■ EXERCISE BRIEF
Copy all lines of the listing that include the string "left".
── INFORMATION SHOWN ──
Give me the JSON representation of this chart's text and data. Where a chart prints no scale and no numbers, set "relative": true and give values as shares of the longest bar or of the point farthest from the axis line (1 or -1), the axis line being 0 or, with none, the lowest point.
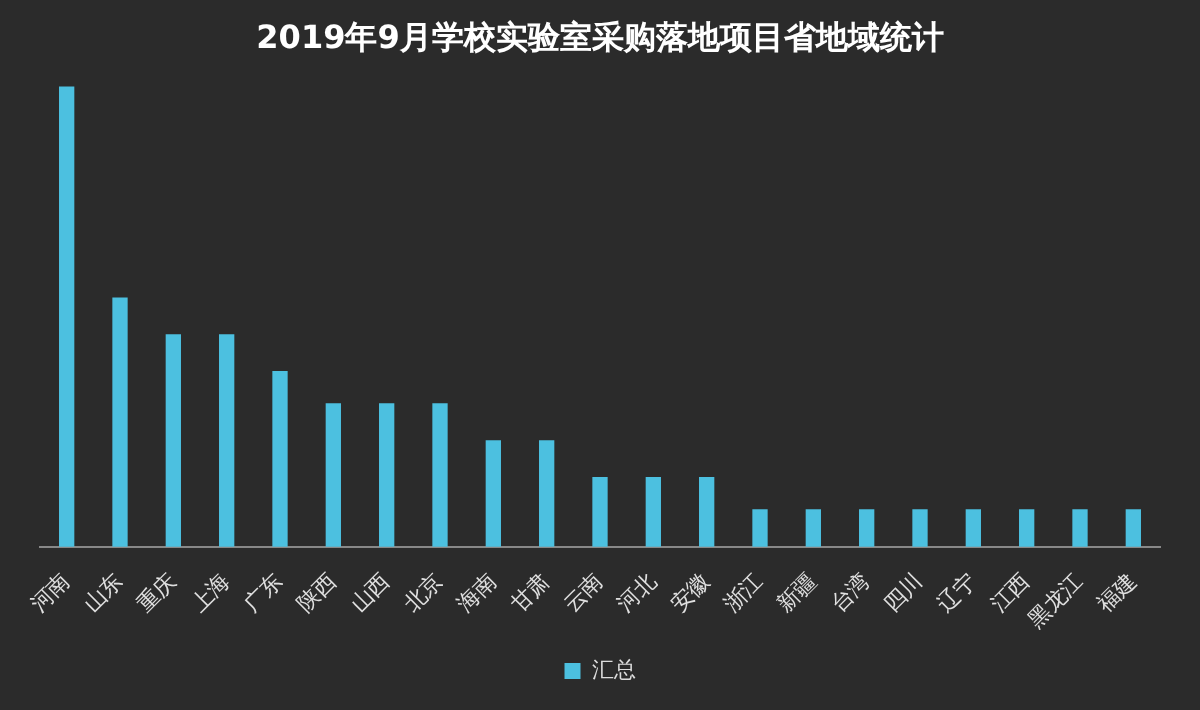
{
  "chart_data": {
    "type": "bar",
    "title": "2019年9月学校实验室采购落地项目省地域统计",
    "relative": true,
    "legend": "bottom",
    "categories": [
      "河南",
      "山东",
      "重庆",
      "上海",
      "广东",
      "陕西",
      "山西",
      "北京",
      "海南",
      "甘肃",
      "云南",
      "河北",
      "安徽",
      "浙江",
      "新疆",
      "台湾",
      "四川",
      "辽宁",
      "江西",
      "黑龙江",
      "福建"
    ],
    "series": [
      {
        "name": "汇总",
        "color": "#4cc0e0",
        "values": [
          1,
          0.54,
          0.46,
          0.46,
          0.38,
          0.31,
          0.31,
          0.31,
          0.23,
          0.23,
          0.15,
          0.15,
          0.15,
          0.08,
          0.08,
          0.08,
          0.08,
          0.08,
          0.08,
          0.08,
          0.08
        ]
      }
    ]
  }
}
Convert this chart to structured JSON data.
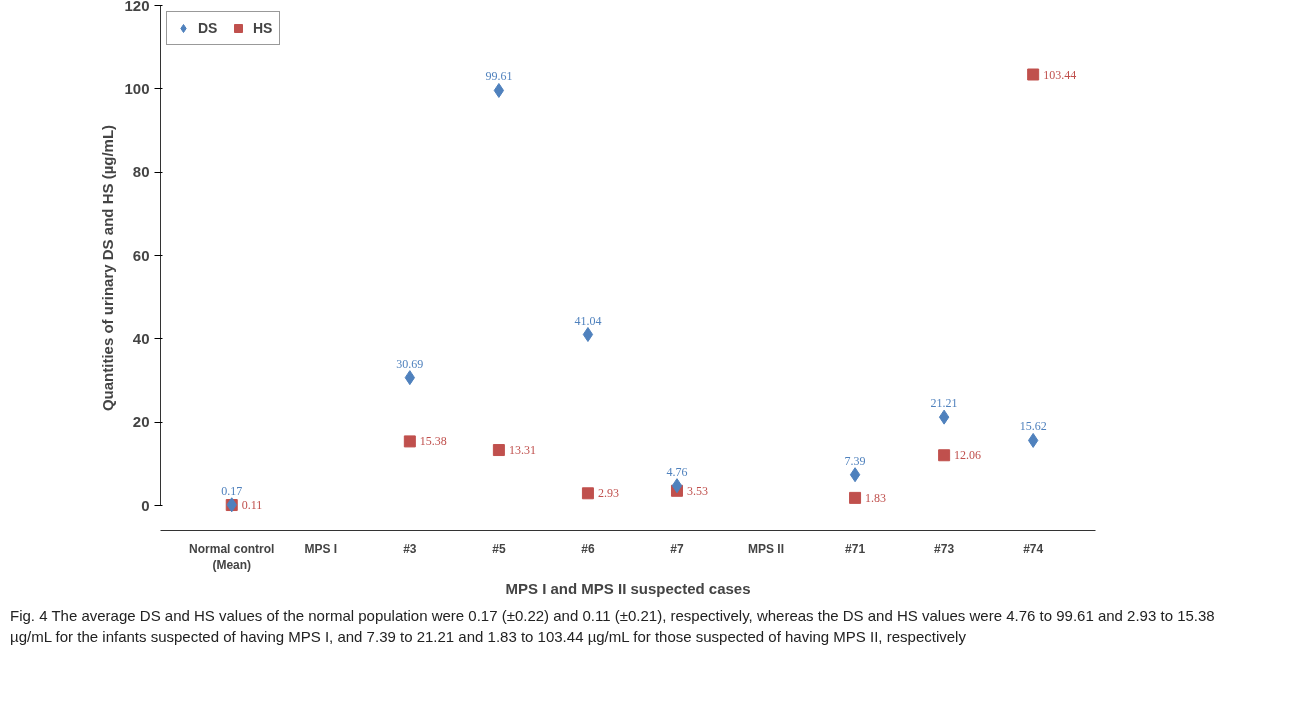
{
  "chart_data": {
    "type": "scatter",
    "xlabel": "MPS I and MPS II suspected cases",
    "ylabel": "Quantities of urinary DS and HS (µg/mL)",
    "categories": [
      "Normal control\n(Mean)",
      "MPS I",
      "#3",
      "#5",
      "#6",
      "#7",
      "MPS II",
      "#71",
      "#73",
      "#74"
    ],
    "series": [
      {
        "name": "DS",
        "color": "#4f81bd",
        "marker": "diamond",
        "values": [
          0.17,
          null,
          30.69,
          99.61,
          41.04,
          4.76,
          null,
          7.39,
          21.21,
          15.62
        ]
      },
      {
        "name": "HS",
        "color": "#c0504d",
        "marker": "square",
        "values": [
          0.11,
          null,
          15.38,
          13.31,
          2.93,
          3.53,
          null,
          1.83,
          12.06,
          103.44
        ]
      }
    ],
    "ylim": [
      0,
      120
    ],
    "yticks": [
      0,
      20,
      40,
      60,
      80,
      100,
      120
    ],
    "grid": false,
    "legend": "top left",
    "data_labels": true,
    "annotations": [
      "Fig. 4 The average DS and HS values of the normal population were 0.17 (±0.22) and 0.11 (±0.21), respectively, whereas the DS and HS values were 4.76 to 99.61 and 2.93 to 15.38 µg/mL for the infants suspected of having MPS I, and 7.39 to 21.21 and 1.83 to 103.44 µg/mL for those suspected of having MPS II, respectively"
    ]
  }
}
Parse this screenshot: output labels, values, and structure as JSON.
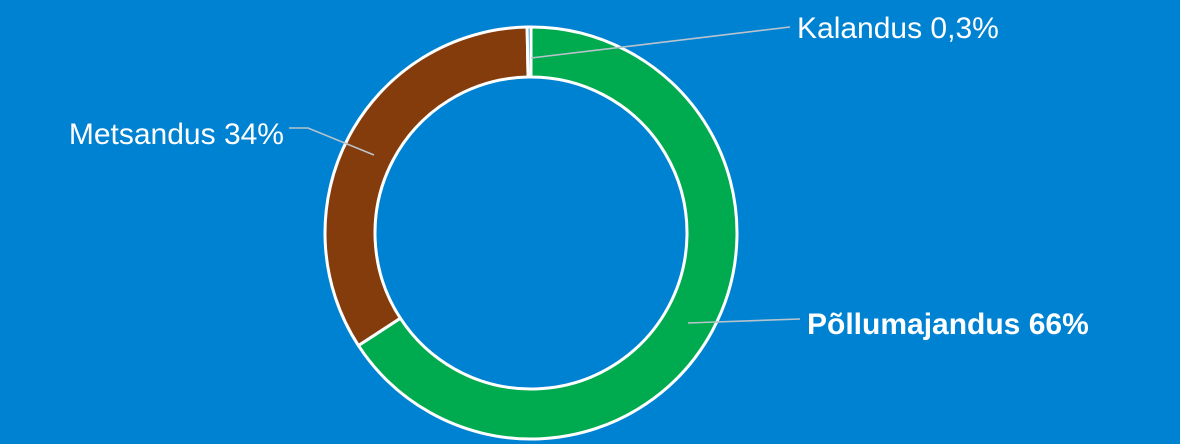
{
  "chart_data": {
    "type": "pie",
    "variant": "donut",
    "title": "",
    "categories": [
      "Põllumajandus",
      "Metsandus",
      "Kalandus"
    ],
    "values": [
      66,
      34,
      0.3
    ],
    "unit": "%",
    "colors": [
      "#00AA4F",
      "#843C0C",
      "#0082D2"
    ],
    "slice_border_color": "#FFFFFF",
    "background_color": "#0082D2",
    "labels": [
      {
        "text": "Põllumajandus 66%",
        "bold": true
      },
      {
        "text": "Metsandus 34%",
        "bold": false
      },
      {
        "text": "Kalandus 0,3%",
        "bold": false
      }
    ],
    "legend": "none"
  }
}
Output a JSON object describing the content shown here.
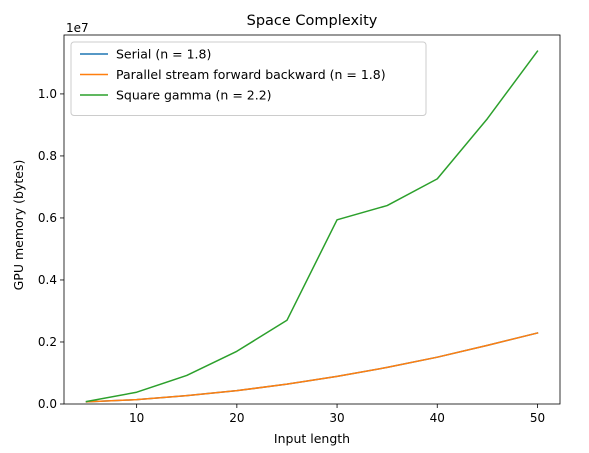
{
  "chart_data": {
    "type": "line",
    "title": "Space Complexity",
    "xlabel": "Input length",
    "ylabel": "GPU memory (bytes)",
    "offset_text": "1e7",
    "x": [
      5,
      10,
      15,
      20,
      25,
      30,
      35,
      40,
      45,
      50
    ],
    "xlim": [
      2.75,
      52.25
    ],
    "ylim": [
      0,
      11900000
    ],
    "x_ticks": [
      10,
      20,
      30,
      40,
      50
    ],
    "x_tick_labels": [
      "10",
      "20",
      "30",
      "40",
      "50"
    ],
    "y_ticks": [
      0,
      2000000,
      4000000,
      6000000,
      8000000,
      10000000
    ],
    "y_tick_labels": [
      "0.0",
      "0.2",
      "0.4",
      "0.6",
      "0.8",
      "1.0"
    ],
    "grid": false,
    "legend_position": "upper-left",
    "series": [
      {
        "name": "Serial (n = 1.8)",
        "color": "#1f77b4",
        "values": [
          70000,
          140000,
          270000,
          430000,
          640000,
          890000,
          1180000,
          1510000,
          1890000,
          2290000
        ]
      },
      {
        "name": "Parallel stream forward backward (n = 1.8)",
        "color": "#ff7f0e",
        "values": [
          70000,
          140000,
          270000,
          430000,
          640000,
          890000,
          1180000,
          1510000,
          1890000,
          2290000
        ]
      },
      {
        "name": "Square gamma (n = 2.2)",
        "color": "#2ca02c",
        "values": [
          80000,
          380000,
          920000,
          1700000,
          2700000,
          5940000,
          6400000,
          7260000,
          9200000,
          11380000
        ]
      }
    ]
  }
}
───
── INFORMATION SHOWN ──
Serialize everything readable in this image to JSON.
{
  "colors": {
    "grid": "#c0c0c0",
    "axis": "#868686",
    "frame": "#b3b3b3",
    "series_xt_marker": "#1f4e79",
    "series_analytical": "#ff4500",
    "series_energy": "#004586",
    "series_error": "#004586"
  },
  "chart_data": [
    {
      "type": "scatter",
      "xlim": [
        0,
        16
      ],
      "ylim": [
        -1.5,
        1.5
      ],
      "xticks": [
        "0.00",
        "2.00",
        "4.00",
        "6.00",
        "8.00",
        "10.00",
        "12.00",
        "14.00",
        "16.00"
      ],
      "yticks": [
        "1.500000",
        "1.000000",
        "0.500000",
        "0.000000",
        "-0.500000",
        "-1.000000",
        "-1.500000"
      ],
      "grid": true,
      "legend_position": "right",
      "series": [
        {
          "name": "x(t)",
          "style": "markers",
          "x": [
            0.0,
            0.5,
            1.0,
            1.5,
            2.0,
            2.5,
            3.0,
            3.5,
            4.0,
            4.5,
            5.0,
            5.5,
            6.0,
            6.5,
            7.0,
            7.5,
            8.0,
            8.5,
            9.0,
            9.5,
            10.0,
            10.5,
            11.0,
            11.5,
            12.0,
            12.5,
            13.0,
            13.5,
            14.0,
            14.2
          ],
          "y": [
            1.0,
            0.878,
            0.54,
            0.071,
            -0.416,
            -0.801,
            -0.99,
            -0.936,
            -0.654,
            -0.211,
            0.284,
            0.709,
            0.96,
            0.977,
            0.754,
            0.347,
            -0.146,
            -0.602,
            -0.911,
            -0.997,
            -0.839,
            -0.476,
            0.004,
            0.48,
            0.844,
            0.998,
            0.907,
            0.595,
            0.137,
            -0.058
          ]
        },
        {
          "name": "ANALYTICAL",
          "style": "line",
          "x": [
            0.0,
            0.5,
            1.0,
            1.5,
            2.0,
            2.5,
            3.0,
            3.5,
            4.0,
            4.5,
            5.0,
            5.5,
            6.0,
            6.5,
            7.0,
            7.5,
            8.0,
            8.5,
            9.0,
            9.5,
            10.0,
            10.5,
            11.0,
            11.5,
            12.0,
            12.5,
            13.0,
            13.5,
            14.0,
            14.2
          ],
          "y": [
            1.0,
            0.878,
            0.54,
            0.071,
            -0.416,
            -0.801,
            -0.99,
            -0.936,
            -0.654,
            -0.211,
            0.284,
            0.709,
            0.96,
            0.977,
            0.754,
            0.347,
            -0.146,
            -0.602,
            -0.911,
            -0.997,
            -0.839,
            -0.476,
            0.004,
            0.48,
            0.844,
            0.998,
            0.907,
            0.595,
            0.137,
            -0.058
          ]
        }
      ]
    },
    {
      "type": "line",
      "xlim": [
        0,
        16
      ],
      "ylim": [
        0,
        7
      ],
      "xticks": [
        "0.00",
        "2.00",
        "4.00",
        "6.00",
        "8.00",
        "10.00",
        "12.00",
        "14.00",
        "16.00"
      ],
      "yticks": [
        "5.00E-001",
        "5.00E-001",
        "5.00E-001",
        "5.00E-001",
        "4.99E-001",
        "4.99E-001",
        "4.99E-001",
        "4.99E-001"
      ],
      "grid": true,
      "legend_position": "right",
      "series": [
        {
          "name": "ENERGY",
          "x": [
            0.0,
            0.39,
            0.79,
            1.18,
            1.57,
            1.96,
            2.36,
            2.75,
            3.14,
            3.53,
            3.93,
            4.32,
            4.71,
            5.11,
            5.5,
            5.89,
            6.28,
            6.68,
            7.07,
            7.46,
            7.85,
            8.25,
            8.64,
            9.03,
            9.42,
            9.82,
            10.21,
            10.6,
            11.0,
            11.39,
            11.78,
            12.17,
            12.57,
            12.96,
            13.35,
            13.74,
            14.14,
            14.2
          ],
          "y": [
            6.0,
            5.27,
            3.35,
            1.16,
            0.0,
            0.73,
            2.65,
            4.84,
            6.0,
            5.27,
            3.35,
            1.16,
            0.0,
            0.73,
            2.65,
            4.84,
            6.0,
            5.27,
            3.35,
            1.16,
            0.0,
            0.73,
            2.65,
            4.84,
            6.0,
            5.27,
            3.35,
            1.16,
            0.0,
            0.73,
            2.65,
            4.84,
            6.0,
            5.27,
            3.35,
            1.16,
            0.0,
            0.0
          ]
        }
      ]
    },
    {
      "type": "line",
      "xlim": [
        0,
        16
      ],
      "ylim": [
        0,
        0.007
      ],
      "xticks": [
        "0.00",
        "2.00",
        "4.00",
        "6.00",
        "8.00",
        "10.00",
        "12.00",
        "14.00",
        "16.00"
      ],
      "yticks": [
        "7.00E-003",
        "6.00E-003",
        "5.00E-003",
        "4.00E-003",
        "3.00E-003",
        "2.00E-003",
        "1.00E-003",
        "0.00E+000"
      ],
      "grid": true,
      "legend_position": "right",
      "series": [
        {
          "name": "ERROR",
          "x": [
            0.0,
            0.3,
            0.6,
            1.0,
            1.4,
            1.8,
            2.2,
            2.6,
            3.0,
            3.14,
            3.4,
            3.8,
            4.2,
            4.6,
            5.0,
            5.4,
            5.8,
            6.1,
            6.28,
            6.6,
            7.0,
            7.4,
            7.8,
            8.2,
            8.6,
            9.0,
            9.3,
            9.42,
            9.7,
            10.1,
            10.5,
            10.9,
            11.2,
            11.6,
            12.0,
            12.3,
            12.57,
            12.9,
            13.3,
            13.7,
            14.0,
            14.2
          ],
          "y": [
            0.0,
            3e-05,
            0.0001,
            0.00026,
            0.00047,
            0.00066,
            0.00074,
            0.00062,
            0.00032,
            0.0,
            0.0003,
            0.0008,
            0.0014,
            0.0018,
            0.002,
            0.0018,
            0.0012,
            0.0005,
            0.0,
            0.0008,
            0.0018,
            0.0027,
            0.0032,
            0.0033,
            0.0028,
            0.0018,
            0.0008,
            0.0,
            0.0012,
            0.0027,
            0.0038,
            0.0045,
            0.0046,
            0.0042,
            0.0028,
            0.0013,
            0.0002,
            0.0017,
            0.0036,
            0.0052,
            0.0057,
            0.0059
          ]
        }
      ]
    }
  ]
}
───
── INFORMATION SHOWN ──
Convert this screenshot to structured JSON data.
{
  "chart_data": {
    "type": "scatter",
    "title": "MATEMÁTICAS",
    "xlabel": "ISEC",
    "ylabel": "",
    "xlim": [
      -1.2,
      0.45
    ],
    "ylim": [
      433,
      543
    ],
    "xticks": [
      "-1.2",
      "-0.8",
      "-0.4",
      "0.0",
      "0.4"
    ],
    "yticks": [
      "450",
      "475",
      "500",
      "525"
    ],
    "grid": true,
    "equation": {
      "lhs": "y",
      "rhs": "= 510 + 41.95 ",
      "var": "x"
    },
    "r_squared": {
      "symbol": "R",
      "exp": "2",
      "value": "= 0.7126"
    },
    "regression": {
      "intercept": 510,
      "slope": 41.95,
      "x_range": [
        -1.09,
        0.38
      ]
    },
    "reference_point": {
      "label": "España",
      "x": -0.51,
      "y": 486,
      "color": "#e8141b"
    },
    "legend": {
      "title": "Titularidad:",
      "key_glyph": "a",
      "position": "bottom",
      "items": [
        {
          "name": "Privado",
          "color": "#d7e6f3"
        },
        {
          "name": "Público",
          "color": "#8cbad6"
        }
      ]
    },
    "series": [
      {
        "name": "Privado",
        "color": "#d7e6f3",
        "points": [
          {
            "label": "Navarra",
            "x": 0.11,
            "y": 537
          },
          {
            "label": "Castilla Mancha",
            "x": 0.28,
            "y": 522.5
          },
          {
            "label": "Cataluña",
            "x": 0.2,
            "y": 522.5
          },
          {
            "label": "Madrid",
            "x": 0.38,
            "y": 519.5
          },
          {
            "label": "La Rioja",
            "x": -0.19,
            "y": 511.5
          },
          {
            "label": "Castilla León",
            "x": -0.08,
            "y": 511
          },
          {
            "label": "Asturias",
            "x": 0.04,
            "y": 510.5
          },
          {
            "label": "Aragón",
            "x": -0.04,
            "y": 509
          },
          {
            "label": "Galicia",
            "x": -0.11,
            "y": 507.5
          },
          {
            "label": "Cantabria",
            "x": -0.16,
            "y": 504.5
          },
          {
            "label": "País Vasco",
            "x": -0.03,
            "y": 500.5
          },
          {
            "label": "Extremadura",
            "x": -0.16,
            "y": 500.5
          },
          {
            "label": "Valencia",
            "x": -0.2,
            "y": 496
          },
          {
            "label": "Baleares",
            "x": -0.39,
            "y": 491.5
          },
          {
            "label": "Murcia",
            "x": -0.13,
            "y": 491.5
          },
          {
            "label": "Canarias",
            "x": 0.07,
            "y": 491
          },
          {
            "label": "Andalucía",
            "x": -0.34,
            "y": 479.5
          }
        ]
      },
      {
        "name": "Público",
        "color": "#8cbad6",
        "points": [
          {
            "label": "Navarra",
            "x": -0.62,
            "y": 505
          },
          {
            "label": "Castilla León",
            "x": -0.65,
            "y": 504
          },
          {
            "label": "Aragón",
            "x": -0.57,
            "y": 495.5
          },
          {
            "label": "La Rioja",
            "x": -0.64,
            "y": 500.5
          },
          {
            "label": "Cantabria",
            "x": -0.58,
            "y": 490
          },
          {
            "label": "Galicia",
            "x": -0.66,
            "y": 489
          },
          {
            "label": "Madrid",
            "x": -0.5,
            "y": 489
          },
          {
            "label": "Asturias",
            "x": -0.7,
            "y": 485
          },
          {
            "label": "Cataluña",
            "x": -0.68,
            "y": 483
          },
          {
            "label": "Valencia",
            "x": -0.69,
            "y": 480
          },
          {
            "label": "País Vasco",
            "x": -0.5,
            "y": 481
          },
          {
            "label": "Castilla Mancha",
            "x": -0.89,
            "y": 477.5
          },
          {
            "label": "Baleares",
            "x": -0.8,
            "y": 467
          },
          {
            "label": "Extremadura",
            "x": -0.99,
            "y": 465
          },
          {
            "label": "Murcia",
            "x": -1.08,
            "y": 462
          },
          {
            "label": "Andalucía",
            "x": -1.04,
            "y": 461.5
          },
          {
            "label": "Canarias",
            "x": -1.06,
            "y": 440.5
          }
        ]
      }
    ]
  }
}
───
■ EXERCISE RESPONSE
    "legend": "top left",
    "legend_position": "upper-left",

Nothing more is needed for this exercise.